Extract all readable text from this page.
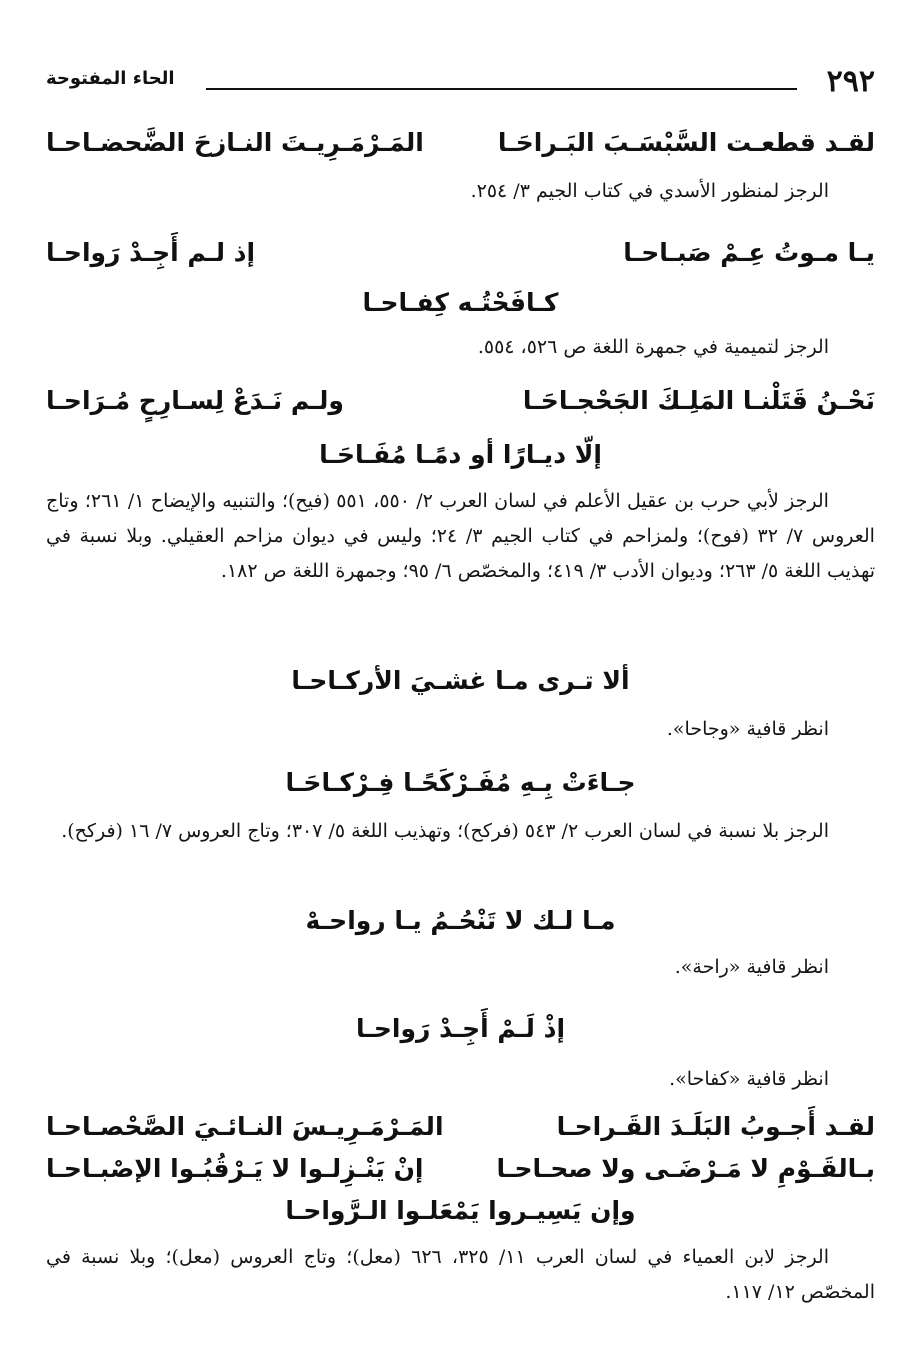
٢٩٢
الحاء المفتوحة
لقـد قطعـت السَّبْسَـبَ البَـراحَـا
المَـرْمَـرِيـتَ النـازحَ الضَّحضـاحـا
الرجز لمنظور الأسدي في كتاب الجيم ٣/ ٢٥٤.
يـا مـوتُ عِـمْ صَبـاحـا
إذ لـم أَجِـدْ رَواحـا
كـافَحْتُـه كِفـاحـا
الرجز لتميمية في جمهرة اللغة ص ٥٢٦، ٥٥٤.
نَحْـنُ قَتَلْنـا المَلِـكَ الجَحْجـاحَـا
ولـم نَـدَعْ لِسـارِحٍ مُـرَاحـا
إلّا ديـارًا أو دمًـا مُفَـاحَـا
الرجز لأبي حرب بن عقيل الأعلم في لسان العرب ٢/ ٥٥٠، ٥٥١ (فيح)؛ والتنبيه والإيضاح ١/ ٢٦١؛ وتاج العروس ٧/ ٣٢ (فوح)؛ ولمزاحم في كتاب الجيم ٣/ ٢٤؛ وليس في ديوان مزاحم العقيلي. وبلا نسبة في تهذيب اللغة ٥/ ٢٦٣؛ وديوان الأدب ٣/ ٤١٩؛ والمخصّص ٦/ ٩٥؛ وجمهرة اللغة ص ١٨٢.
ألا تـرى مـا غشـيَ الأركـاحـا
انظر قافية «وجاحا».
جـاءَتْ بِـهِ مُفَـرْكَحًـا فِـرْكـاحَـا
الرجز بلا نسبة في لسان العرب ٢/ ٥٤٣ (فركح)؛ وتهذيب اللغة ٥/ ٣٠٧؛ وتاج العروس ٧/ ١٦ (فركح).
مـا لـك لا تَنْحُـمُ يـا رواحـهْ
انظر قافية «راحة».
إذْ لَـمْ أَجِـدْ رَواحـا
انظر قافية «كفاحا».
لقـد أَجـوبُ البَلَـدَ القَـراحـا
المَـرْمَـرِيـسَ النـائـيَ الصَّحْصـاحـا
بـالقَـوْمِ لا مَـرْضَـى ولا صحـاحـا
إنْ يَنْـزِلـوا لا يَـرْقُبُـوا الإصْبـاحـا
وإن يَسِيـروا يَمْعَلـوا الـرَّواحـا
الرجز لابن العمياء في لسان العرب ١١/ ٣٢٥، ٦٢٦ (معل)؛ وتاج العروس (معل)؛ وبلا نسبة في المخصّص ١٢/ ١١٧.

--------------------

Task brief =
Write out each line again precisely as it appears, skipping every picture.

Problem solution =
Extract all readable text from this page.
٢٩٢
الحاء المفتوحة
لقـد قطعـت السَّبْسَـبَ البَـراحَـا
المَـرْمَـرِيـتَ النـازحَ الضَّحضـاحـا
الرجز لمنظور الأسدي في كتاب الجيم ٣/ ٢٥٤.
يـا مـوتُ عِـمْ صَبـاحـا
إذ لـم أَجِـدْ رَواحـا
كـافَحْتُـه كِفـاحـا
الرجز لتميمية في جمهرة اللغة ص ٥٢٦، ٥٥٤.
نَحْـنُ قَتَلْنـا المَلِـكَ الجَحْجـاحَـا
ولـم نَـدَعْ لِسـارِحٍ مُـرَاحـا
إلّا ديـارًا أو دمًـا مُفَـاحَـا
الرجز لأبي حرب بن عقيل الأعلم في لسان العرب ٢/ ٥٥٠، ٥٥١ (فيح)؛ والتنبيه والإيضاح ١/ ٢٦١؛ وتاج العروس ٧/ ٣٢ (فوح)؛ ولمزاحم في كتاب الجيم ٣/ ٢٤؛ وليس في ديوان مزاحم العقيلي. وبلا نسبة في تهذيب اللغة ٥/ ٢٦٣؛ وديوان الأدب ٣/ ٤١٩؛ والمخصّص ٦/ ٩٥؛ وجمهرة اللغة ص ١٨٢.
ألا تـرى مـا غشـيَ الأركـاحـا
انظر قافية «وجاحا».
جـاءَتْ بِـهِ مُفَـرْكَحًـا فِـرْكـاحَـا
الرجز بلا نسبة في لسان العرب ٢/ ٥٤٣ (فركح)؛ وتهذيب اللغة ٥/ ٣٠٧؛ وتاج العروس ٧/ ١٦ (فركح).
مـا لـك لا تَنْحُـمُ يـا رواحـهْ
انظر قافية «راحة».
إذْ لَـمْ أَجِـدْ رَواحـا
انظر قافية «كفاحا».
لقـد أَجـوبُ البَلَـدَ القَـراحـا
المَـرْمَـرِيـسَ النـائـيَ الصَّحْصـاحـا
بـالقَـوْمِ لا مَـرْضَـى ولا صحـاحـا
إنْ يَنْـزِلـوا لا يَـرْقُبُـوا الإصْبـاحـا
وإن يَسِيـروا يَمْعَلـوا الـرَّواحـا
الرجز لابن العمياء في لسان العرب ١١/ ٣٢٥، ٦٢٦ (معل)؛ وتاج العروس (معل)؛ وبلا نسبة في المخصّص ١٢/ ١١٧.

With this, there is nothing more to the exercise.